» **Exercise input**
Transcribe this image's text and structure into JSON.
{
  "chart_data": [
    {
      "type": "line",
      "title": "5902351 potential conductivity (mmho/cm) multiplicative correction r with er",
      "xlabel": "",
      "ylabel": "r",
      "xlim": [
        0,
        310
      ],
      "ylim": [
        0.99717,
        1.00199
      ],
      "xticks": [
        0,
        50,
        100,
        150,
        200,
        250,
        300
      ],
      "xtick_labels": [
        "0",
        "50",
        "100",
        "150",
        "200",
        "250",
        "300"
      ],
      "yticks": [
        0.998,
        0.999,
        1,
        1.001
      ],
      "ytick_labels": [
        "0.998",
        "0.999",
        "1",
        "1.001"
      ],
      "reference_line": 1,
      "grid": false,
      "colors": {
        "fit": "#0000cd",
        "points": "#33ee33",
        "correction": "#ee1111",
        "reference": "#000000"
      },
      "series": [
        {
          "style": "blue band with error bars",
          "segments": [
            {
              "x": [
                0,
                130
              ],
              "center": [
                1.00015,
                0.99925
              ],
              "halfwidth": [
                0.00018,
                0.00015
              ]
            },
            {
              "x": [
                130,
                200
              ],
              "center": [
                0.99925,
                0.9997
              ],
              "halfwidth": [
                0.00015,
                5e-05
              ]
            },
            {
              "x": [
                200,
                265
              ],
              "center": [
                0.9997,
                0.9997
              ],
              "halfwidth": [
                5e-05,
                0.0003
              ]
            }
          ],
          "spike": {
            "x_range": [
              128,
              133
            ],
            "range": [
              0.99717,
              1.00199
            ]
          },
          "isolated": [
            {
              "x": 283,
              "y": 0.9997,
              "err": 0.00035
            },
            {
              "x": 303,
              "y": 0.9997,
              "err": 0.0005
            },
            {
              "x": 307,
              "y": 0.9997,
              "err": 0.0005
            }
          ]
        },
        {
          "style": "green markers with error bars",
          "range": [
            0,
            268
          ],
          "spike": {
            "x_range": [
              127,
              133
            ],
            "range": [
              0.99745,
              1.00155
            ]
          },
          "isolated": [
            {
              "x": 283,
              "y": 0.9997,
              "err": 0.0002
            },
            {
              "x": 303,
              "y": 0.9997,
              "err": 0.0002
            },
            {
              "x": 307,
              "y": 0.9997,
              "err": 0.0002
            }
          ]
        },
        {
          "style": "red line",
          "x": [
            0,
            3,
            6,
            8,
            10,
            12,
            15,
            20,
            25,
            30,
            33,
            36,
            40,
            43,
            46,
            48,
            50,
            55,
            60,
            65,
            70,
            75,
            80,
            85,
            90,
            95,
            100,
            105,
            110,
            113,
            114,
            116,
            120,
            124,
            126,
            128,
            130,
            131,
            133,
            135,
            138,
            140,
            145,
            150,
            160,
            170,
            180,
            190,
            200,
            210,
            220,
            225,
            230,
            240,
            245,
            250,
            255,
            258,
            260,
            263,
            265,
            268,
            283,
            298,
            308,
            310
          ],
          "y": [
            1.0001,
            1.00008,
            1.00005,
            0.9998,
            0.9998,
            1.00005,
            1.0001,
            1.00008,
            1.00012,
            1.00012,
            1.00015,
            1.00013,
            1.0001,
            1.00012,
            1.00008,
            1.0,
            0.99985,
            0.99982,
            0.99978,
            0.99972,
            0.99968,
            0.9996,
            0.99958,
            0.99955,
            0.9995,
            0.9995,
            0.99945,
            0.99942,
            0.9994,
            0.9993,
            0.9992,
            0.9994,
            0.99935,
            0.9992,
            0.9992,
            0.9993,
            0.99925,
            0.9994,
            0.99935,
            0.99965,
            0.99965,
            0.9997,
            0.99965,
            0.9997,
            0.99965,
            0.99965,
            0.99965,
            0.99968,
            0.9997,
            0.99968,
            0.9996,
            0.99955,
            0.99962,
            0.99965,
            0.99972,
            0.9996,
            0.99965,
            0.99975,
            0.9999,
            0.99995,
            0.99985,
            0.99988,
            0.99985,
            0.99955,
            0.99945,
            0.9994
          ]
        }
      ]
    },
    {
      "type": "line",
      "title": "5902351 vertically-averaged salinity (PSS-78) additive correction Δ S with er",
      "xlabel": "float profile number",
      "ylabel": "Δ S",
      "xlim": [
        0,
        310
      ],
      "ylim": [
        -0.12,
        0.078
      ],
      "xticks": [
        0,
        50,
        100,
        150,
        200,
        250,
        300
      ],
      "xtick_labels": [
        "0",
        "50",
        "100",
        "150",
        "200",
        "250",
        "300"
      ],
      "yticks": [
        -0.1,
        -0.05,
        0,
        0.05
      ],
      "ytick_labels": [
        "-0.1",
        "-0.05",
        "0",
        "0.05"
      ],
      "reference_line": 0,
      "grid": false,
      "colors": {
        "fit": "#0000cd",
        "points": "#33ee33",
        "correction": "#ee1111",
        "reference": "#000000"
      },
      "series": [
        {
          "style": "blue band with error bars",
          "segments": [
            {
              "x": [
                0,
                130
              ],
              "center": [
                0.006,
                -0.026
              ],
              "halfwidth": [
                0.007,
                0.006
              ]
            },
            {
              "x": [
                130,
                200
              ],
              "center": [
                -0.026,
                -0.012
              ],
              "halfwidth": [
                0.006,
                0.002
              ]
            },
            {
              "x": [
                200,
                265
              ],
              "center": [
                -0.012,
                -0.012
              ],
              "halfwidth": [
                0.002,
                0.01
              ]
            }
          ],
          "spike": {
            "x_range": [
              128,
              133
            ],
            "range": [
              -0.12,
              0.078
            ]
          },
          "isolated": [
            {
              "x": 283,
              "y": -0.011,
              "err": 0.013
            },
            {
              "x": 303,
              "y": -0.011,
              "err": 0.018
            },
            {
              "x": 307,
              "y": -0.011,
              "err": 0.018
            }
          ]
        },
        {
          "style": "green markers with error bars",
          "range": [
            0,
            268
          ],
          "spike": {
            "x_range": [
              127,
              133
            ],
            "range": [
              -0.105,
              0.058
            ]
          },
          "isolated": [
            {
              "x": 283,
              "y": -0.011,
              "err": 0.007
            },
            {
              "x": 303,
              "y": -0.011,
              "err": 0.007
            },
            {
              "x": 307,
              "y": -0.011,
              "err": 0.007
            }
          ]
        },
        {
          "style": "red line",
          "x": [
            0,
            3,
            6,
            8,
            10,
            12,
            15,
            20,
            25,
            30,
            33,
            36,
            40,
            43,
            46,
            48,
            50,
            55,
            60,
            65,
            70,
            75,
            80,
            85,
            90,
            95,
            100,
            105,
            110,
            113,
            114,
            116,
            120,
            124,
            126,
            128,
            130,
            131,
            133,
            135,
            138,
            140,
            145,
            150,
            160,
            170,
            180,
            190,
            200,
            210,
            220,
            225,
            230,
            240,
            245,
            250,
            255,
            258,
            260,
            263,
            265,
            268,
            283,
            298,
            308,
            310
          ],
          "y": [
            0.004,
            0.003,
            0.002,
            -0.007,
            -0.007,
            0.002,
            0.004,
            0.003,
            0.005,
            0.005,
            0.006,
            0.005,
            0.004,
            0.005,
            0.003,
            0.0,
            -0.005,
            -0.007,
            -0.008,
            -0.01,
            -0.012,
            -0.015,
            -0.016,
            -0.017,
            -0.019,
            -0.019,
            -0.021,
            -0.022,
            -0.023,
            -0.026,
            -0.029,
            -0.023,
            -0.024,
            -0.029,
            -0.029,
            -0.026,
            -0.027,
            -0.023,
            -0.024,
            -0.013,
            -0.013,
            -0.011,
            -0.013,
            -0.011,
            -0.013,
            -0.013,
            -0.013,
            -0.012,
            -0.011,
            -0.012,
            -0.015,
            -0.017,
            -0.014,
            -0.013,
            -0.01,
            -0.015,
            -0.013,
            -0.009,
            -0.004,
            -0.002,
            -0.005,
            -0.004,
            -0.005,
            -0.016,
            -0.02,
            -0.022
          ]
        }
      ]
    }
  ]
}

* * *

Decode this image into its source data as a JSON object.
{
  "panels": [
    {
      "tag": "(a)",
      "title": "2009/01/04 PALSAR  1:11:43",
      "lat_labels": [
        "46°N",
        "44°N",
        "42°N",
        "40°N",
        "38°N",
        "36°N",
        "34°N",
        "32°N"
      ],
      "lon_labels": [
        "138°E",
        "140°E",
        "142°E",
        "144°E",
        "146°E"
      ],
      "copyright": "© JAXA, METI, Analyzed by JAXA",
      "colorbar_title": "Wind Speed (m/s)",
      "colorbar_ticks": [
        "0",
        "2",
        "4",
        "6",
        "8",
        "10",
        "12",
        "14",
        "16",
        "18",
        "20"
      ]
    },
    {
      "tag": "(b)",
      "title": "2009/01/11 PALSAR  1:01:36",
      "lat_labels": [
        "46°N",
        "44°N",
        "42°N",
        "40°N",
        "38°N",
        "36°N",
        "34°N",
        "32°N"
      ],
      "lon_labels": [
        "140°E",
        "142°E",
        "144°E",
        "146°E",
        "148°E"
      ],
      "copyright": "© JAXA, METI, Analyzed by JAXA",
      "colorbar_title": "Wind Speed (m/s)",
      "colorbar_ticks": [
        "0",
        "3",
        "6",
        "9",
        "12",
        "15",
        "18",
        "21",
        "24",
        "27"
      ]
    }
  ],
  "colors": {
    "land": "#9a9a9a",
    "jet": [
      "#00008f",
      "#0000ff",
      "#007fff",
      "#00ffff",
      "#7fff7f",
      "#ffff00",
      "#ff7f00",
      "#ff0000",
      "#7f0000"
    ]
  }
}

» **What to work on**
Every line in the data above that contains "into" needs to be copied.

» **Response to the exercise**
Transcribe this image's text and structure into JSON.
Decode this image into its source data as a JSON object.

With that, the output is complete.